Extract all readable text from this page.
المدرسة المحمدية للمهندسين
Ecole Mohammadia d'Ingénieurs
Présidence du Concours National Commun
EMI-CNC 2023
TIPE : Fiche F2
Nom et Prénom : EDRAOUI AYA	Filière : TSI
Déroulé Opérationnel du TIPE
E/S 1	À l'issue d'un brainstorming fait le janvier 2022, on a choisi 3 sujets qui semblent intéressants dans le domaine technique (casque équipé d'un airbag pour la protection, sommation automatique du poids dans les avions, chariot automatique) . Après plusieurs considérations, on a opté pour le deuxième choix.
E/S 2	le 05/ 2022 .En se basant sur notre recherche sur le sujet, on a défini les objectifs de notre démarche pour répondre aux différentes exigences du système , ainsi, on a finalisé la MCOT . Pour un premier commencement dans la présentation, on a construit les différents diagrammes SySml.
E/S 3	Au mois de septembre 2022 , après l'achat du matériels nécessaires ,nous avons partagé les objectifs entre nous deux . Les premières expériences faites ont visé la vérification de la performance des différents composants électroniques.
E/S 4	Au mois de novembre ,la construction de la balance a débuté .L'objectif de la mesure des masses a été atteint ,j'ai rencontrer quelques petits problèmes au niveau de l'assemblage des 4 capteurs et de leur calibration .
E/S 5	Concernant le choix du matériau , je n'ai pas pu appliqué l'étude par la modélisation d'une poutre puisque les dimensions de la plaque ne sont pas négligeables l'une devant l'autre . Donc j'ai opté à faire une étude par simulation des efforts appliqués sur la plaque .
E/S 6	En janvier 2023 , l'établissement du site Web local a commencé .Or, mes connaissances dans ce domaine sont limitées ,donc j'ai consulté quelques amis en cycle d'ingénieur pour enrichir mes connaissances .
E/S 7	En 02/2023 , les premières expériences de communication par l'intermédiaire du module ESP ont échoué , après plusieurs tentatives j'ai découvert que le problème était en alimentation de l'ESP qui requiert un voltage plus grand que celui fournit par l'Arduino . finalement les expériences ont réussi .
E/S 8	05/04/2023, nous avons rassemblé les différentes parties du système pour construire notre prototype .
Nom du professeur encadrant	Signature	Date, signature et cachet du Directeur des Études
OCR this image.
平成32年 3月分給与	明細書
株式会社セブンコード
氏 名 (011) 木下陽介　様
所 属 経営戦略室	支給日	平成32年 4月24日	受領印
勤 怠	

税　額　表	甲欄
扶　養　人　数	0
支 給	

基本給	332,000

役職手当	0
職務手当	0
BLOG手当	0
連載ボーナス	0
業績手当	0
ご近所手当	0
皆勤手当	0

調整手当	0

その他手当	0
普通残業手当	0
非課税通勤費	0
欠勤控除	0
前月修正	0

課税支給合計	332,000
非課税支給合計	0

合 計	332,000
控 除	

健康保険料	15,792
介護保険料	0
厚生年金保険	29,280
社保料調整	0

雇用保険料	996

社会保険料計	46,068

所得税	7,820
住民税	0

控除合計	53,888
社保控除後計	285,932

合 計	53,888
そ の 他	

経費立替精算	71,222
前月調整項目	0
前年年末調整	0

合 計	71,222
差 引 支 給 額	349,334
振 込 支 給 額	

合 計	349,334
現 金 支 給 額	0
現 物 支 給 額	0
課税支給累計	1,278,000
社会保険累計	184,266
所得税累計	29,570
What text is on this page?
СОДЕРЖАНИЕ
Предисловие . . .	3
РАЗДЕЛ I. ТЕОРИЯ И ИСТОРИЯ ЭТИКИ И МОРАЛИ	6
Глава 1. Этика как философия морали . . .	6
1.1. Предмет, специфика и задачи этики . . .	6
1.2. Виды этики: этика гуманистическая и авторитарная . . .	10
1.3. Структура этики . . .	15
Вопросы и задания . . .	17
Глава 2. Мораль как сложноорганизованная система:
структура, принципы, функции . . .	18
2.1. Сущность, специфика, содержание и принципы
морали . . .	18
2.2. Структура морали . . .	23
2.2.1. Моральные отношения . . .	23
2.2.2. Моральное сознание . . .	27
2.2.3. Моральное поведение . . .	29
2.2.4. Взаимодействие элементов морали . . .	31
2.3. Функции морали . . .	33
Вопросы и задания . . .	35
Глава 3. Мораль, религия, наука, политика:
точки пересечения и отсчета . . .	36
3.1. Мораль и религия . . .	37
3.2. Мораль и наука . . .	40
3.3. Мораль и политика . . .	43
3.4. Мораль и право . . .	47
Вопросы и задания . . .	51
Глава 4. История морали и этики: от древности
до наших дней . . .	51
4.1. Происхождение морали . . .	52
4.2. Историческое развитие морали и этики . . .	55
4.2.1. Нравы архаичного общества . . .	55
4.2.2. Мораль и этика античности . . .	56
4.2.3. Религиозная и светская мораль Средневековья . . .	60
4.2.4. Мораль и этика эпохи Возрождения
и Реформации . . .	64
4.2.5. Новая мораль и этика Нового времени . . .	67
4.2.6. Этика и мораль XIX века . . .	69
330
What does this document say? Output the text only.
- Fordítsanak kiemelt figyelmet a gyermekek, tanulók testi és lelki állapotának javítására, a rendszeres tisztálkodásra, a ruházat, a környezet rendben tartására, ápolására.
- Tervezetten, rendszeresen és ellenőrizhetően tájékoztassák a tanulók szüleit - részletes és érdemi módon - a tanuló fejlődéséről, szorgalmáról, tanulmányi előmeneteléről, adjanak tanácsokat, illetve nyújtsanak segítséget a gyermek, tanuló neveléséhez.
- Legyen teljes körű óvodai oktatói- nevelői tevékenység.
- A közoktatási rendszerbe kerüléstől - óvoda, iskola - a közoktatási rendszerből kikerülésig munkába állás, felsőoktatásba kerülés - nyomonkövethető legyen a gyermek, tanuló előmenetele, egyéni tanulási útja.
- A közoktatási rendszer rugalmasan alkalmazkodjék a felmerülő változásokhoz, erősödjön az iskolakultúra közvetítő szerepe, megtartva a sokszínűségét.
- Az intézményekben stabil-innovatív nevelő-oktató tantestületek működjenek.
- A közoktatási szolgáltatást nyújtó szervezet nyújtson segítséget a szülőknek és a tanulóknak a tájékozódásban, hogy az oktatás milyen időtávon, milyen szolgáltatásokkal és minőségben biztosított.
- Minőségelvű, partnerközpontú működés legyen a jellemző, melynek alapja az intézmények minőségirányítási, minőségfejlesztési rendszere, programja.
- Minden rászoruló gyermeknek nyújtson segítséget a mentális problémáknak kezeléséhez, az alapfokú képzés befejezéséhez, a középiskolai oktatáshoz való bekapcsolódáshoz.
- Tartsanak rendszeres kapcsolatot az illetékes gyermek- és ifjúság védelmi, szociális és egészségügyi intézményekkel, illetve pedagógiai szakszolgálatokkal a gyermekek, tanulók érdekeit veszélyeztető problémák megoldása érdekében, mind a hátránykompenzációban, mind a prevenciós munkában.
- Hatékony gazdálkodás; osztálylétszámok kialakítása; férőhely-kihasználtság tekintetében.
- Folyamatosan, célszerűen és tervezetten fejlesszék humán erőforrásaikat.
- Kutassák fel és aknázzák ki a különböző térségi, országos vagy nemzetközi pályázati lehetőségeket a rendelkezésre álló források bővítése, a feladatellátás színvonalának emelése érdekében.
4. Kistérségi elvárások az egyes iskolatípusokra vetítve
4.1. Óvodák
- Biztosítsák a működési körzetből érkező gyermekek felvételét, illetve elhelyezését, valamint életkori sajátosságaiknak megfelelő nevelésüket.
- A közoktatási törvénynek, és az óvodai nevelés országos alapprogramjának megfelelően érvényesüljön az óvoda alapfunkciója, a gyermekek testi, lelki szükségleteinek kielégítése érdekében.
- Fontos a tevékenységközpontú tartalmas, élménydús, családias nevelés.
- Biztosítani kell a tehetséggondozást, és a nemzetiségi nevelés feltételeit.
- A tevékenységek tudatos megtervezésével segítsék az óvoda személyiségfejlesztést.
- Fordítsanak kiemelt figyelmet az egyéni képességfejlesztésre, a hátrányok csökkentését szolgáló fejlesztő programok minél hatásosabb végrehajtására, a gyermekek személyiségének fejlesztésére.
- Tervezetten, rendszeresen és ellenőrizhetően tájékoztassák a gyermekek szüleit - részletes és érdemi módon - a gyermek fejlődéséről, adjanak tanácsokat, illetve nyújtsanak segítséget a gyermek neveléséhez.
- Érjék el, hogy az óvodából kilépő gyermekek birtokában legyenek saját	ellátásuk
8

## Work to do
Reply with the number of lines in the preceding entries that contain "lelki", and no other words.

## Full solution
2